SHORT TASK >>
Leave out the pictures and reproduce all of the data exactly.

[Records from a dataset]
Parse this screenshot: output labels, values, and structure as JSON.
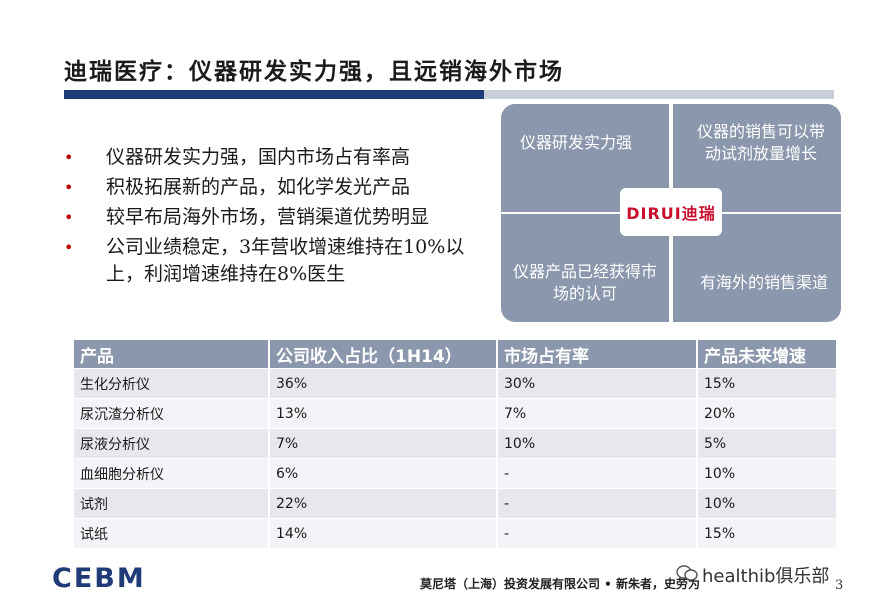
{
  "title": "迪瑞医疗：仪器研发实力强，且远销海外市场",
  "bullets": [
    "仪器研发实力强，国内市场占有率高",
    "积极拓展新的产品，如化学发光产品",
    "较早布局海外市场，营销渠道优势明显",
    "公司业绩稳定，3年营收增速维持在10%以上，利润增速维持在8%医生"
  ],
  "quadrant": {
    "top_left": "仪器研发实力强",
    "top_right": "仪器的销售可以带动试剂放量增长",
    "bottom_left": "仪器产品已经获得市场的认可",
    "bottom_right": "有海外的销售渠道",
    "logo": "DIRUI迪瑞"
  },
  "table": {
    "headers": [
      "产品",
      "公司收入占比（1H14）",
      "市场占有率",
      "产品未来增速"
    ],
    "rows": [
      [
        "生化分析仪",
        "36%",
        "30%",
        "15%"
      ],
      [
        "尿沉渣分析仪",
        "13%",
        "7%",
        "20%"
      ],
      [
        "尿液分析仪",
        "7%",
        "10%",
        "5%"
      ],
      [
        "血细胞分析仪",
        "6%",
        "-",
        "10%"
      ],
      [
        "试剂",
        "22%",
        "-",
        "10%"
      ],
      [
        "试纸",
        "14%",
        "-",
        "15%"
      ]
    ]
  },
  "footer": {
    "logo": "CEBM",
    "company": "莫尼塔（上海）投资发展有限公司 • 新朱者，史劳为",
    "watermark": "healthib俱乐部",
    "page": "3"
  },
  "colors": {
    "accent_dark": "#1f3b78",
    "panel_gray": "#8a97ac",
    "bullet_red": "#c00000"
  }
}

IN RESPONSE >>
Parse this screenshot: output labels, values, and structure as JSON.
{
  "title": "迪瑞医疗：仪器研发实力强，且远销海外市场",
  "bullets": [
    "仪器研发实力强，国内市场占有率高",
    "积极拓展新的产品，如化学发光产品",
    "较早布局海外市场，营销渠道优势明显",
    "公司业绩稳定，3年营收增速维持在10%以上，利润增速维持在8%医生"
  ],
  "quadrant": {
    "top_left": "仪器研发实力强",
    "top_right": "仪器的销售可以带动试剂放量增长",
    "bottom_left": "仪器产品已经获得市场的认可",
    "bottom_right": "有海外的销售渠道",
    "logo": "DIRUI迪瑞"
  },
  "table": {
    "headers": [
      "产品",
      "公司收入占比（1H14）",
      "市场占有率",
      "产品未来增速"
    ],
    "rows": [
      [
        "生化分析仪",
        "36%",
        "30%",
        "15%"
      ],
      [
        "尿沉渣分析仪",
        "13%",
        "7%",
        "20%"
      ],
      [
        "尿液分析仪",
        "7%",
        "10%",
        "5%"
      ],
      [
        "血细胞分析仪",
        "6%",
        "-",
        "10%"
      ],
      [
        "试剂",
        "22%",
        "-",
        "10%"
      ],
      [
        "试纸",
        "14%",
        "-",
        "15%"
      ]
    ]
  },
  "footer": {
    "logo": "CEBM",
    "company": "莫尼塔（上海）投资发展有限公司 • 新朱者，史劳为",
    "watermark": "healthib俱乐部",
    "page": "3"
  },
  "colors": {
    "accent_dark": "#1f3b78",
    "panel_gray": "#8a97ac",
    "bullet_red": "#c00000"
  }
}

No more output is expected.